* **Stated exercise**
Which lines hold the word "一国两制"? Copy each of them from the material.

* **Information supplied**
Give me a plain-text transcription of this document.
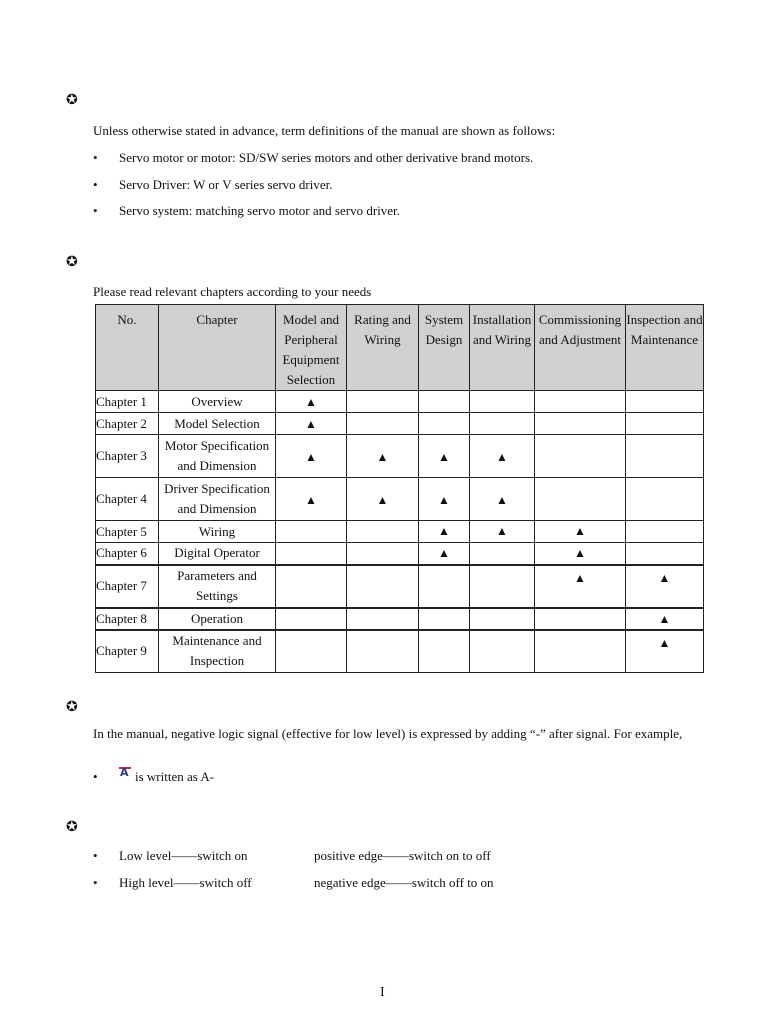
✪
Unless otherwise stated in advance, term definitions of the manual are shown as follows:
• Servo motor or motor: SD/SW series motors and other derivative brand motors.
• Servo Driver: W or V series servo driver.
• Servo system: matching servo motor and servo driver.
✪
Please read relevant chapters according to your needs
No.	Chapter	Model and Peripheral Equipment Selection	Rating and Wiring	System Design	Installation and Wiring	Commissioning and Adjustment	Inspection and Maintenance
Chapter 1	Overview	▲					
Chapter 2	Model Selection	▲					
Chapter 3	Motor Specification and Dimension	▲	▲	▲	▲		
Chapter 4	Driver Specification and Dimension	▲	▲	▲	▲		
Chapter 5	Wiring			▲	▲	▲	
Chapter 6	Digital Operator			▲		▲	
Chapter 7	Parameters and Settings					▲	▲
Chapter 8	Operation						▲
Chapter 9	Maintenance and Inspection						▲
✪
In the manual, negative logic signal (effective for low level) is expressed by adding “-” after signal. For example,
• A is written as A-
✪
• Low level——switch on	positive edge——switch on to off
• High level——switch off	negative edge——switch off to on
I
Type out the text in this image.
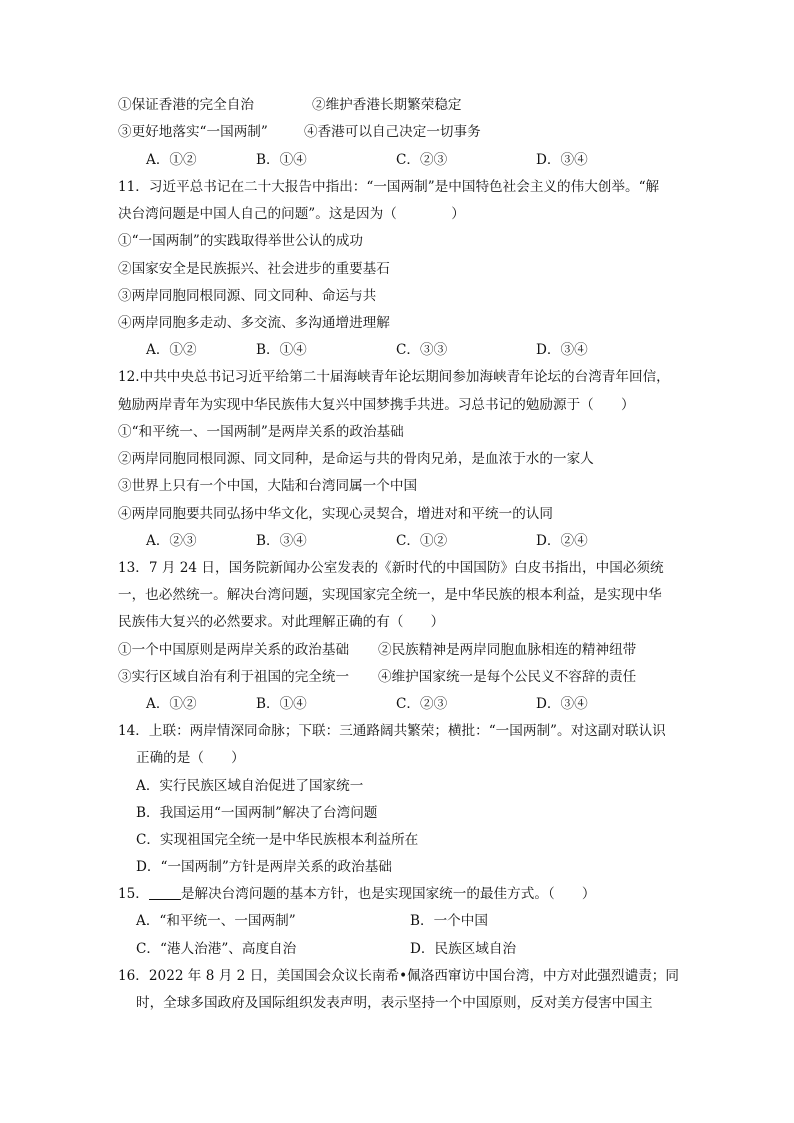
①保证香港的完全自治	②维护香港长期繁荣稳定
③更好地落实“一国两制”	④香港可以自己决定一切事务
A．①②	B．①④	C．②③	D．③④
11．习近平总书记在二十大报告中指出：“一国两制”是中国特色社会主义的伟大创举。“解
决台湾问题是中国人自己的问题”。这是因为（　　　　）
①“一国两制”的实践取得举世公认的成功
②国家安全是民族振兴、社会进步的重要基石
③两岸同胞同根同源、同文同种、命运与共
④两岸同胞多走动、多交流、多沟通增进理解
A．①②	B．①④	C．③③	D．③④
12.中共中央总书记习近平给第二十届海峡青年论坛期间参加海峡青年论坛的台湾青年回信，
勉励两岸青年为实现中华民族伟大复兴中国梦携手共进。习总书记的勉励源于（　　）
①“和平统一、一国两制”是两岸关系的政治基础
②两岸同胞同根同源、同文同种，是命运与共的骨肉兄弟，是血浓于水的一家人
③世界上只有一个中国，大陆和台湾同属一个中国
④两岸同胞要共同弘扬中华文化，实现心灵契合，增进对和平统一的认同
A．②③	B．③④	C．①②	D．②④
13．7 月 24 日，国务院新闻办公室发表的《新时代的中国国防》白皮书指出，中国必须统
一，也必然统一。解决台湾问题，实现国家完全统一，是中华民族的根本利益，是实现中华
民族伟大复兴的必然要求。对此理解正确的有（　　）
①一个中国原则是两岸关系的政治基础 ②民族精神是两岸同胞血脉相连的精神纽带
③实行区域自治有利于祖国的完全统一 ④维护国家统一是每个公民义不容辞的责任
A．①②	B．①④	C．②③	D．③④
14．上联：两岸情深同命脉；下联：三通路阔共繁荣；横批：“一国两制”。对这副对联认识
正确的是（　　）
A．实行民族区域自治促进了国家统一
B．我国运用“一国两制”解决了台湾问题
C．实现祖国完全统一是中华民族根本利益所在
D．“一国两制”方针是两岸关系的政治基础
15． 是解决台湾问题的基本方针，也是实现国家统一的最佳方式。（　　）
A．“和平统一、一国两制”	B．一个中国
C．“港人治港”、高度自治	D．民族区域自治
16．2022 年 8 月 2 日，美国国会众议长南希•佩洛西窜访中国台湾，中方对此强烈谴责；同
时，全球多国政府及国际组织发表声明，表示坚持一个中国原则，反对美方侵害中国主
* * *
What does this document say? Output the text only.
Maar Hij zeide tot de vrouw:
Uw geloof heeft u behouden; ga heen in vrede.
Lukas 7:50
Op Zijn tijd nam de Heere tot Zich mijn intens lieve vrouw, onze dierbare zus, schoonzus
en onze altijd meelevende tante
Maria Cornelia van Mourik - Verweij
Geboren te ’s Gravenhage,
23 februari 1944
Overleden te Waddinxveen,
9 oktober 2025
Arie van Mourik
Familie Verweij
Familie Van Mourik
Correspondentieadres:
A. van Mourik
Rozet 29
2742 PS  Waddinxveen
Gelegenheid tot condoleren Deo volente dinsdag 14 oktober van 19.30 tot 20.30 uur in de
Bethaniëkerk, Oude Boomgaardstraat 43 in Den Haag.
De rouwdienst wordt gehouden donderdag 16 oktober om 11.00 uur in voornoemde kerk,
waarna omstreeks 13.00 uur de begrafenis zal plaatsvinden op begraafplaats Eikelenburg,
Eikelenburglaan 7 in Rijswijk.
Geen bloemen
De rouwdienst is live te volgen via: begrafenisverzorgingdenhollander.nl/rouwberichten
* * *
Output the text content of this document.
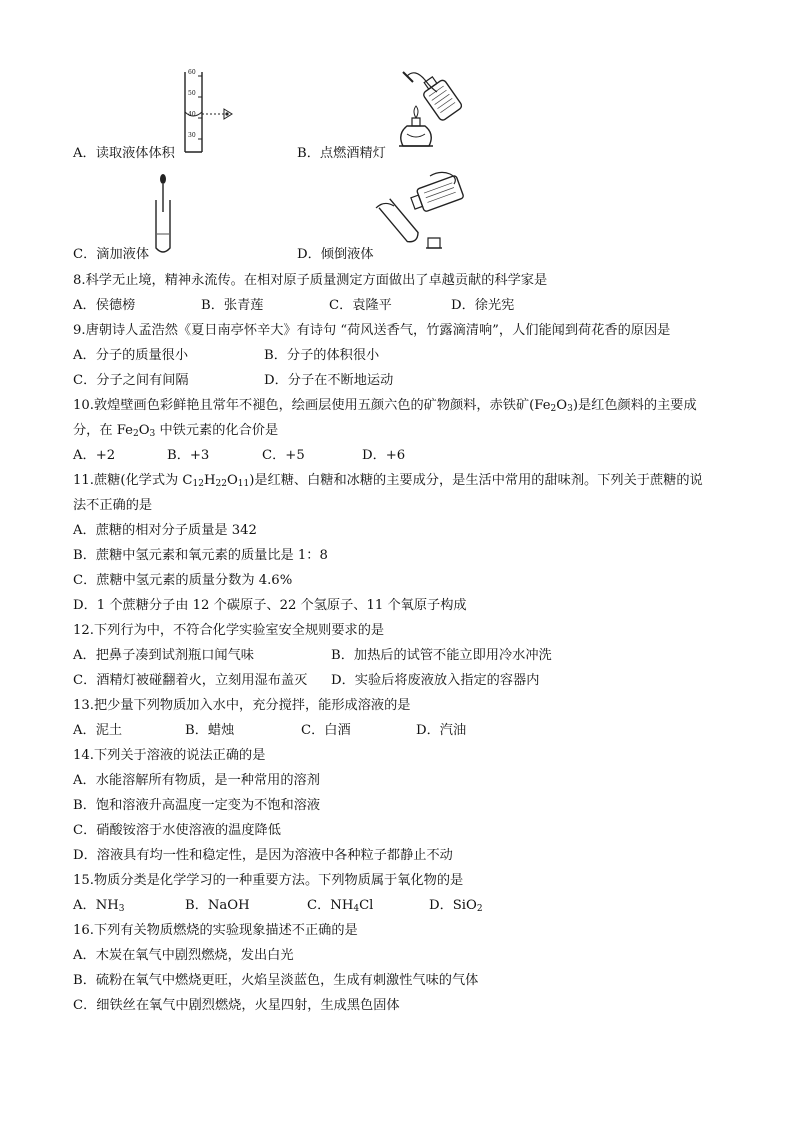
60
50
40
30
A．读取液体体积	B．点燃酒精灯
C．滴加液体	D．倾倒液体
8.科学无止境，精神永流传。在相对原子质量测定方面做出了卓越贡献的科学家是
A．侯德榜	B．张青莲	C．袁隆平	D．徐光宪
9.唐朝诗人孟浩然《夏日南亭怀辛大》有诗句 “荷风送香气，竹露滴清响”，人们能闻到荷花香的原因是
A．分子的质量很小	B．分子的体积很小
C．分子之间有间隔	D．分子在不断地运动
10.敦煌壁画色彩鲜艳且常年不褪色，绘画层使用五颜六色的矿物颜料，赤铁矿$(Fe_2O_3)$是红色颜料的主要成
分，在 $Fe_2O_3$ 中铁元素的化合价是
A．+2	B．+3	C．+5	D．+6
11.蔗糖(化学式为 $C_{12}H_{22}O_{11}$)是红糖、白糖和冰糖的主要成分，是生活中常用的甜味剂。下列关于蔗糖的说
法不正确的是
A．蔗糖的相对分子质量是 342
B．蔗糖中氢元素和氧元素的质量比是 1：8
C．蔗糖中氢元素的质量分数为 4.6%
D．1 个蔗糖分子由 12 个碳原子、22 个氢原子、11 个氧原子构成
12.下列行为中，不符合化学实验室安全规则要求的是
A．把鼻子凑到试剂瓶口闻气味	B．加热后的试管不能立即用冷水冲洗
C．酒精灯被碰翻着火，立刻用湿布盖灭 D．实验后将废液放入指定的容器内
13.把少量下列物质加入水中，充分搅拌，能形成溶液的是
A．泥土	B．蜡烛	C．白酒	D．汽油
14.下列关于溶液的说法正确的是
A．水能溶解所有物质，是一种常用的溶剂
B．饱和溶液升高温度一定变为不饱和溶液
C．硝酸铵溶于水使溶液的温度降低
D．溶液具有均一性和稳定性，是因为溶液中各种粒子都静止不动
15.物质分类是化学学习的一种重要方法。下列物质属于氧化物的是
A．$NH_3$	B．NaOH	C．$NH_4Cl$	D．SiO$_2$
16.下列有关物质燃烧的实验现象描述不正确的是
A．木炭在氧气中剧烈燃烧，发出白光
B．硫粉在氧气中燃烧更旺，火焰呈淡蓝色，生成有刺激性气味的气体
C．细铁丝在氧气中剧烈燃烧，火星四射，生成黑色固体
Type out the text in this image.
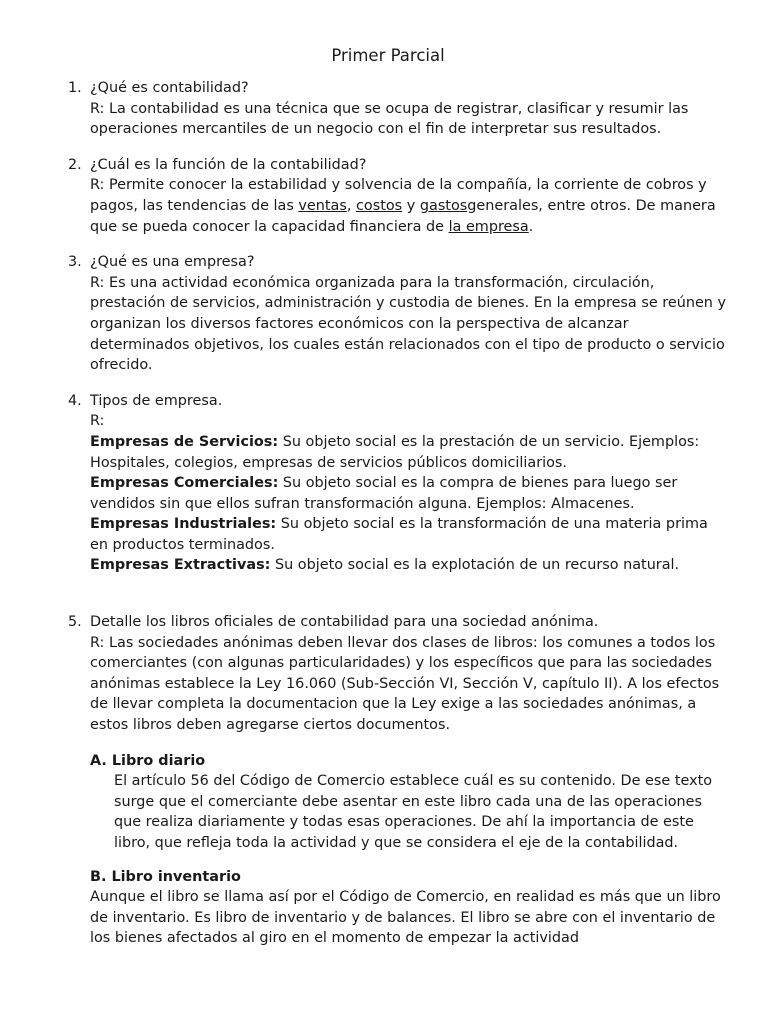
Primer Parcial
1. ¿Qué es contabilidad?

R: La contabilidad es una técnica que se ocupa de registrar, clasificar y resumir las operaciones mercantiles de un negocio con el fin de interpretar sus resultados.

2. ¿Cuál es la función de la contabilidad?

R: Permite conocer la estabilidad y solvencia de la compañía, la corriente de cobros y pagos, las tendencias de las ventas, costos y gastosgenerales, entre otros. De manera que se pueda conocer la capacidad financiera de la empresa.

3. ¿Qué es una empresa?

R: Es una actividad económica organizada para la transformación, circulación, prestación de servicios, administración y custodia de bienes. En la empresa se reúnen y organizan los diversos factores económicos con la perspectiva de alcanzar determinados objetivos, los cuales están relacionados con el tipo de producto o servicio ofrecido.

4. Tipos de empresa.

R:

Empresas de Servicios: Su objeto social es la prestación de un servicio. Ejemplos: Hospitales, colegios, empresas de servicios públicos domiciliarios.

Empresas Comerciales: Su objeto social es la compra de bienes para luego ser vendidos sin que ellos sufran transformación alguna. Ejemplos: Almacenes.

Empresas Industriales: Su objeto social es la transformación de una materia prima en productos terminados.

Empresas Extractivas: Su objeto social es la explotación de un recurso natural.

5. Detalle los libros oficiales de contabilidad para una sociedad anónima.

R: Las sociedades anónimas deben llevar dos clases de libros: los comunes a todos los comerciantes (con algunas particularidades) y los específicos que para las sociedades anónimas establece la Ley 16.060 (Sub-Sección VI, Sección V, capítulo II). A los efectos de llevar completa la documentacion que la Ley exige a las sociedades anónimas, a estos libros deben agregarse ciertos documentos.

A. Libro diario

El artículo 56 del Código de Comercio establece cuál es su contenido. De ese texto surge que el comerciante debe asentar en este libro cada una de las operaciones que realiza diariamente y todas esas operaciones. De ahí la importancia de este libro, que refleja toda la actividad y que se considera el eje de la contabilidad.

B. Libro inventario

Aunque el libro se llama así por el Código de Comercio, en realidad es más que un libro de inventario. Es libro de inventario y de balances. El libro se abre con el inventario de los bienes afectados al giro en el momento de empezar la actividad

* **Answer to the exercise**
③更好地落实“一国两制”	④香港可以自己决定一切事务
11．习近平总书记在二十大报告中指出：“一国两制”是中国特色社会主义的伟大创举。“解
①“一国两制”的实践取得举世公认的成功
①“和平统一、一国两制”是两岸关系的政治基础
14．上联：两岸情深同命脉；下联：三通路阔共繁荣；横批：“一国两制”。对这副对联认识
B．我国运用“一国两制”解决了台湾问题
D．“一国两制”方针是两岸关系的政治基础
A．“和平统一、一国两制”	B．一个中国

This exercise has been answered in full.